TASK REQUIREMENTS: Find every line in the records that holds the string "valmistumisvuosi". Copy each one.

SUPPLIED ENTRIES:
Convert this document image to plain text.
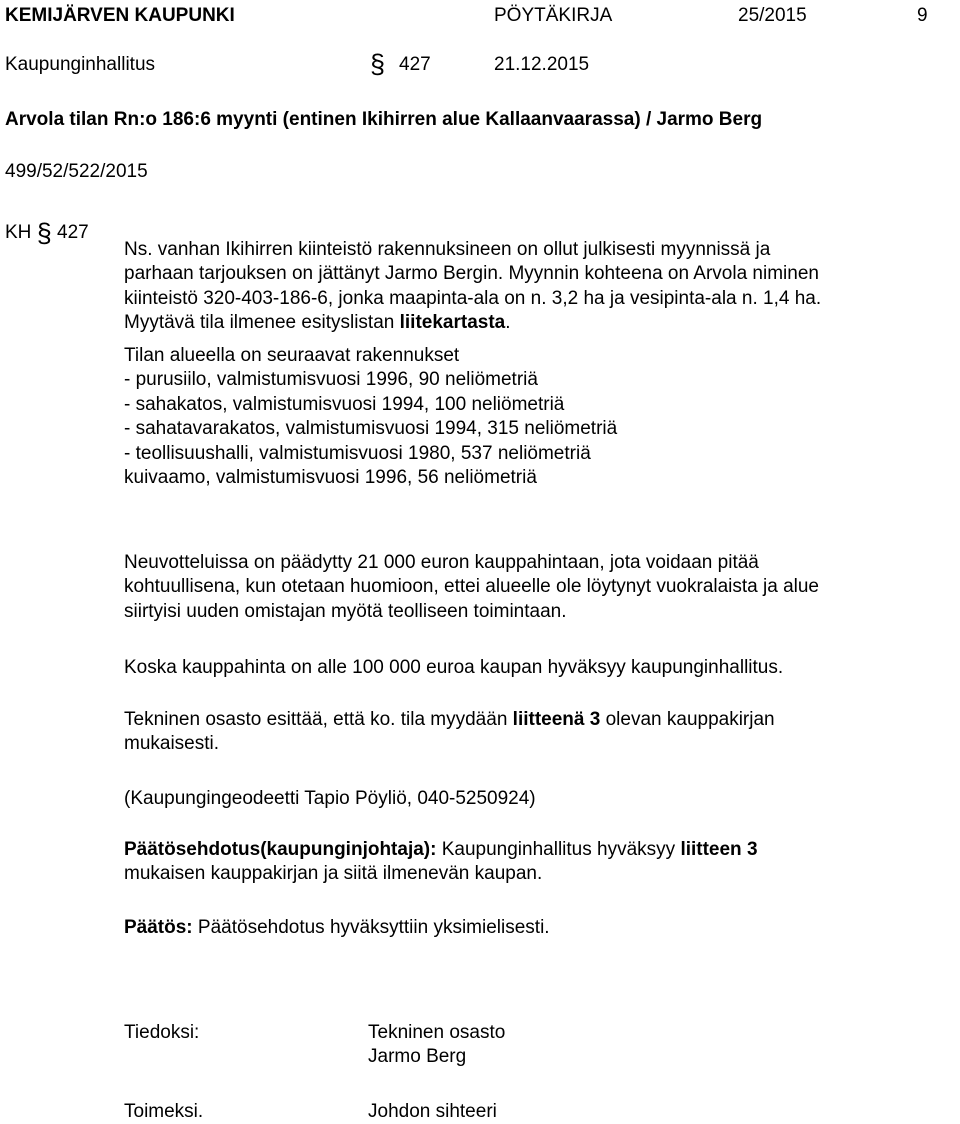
KEMIJÄRVEN KAUPUNKI	PÖYTÄKIRJA	25/2015	9
Kaupunginhallitus	§ 427	21.12.2015
Arvola tilan Rn:o 186:6 myynti (entinen Ikihirren alue Kallaanvaarassa) / Jarmo Berg
499/52/522/2015
KH § 427
Ns. vanhan Ikihirren kiinteistö rakennuksineen on ollut julkisesti myynnissä ja
parhaan tarjouksen on jättänyt Jarmo Bergin. Myynnin kohteena on Arvola niminen
kiinteistö 320-403-186-6, jonka maapinta-ala on n. 3,2 ha ja vesipinta-ala n. 1,4 ha.
Myytävä tila ilmenee esityslistan liitekartasta.
Tilan alueella on seuraavat rakennukset
- purusiilo, valmistumisvuosi 1996, 90 neliömetriä
- sahakatos, valmistumisvuosi 1994, 100 neliömetriä
- sahatavarakatos, valmistumisvuosi 1994, 315 neliömetriä
- teollisuushalli, valmistumisvuosi 1980, 537 neliömetriä
kuivaamo, valmistumisvuosi 1996, 56 neliömetriä
Neuvotteluissa on päädytty 21 000 euron kauppahintaan, jota voidaan pitää
kohtuullisena, kun otetaan huomioon, ettei alueelle ole löytynyt vuokralaista ja alue
siirtyisi uuden omistajan myötä teolliseen toimintaan.
Koska kauppahinta on alle 100 000 euroa kaupan hyväksyy kaupunginhallitus.
Tekninen osasto esittää, että ko. tila myydään liitteenä 3 olevan kauppakirjan
mukaisesti.
(Kaupungingeodeetti Tapio Pöyliö, 040-5250924)
Päätösehdotus(kaupunginjohtaja): Kaupunginhallitus hyväksyy liitteen 3
mukaisen kauppakirjan ja siitä ilmenevän kaupan.
Päätös: Päätösehdotus hyväksyttiin yksimielisesti.
Tiedoksi:	Tekninen osasto
Jarmo Berg
Toimeksi.	Johdon sihteeri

SOLUTION FOR THIS PROBLEM:
- purusiilo, valmistumisvuosi 1996, 90 neliömetriä
- sahakatos, valmistumisvuosi 1994, 100 neliömetriä
- sahatavarakatos, valmistumisvuosi 1994, 315 neliömetriä
- teollisuushalli, valmistumisvuosi 1980, 537 neliömetriä
kuivaamo, valmistumisvuosi 1996, 56 neliömetriä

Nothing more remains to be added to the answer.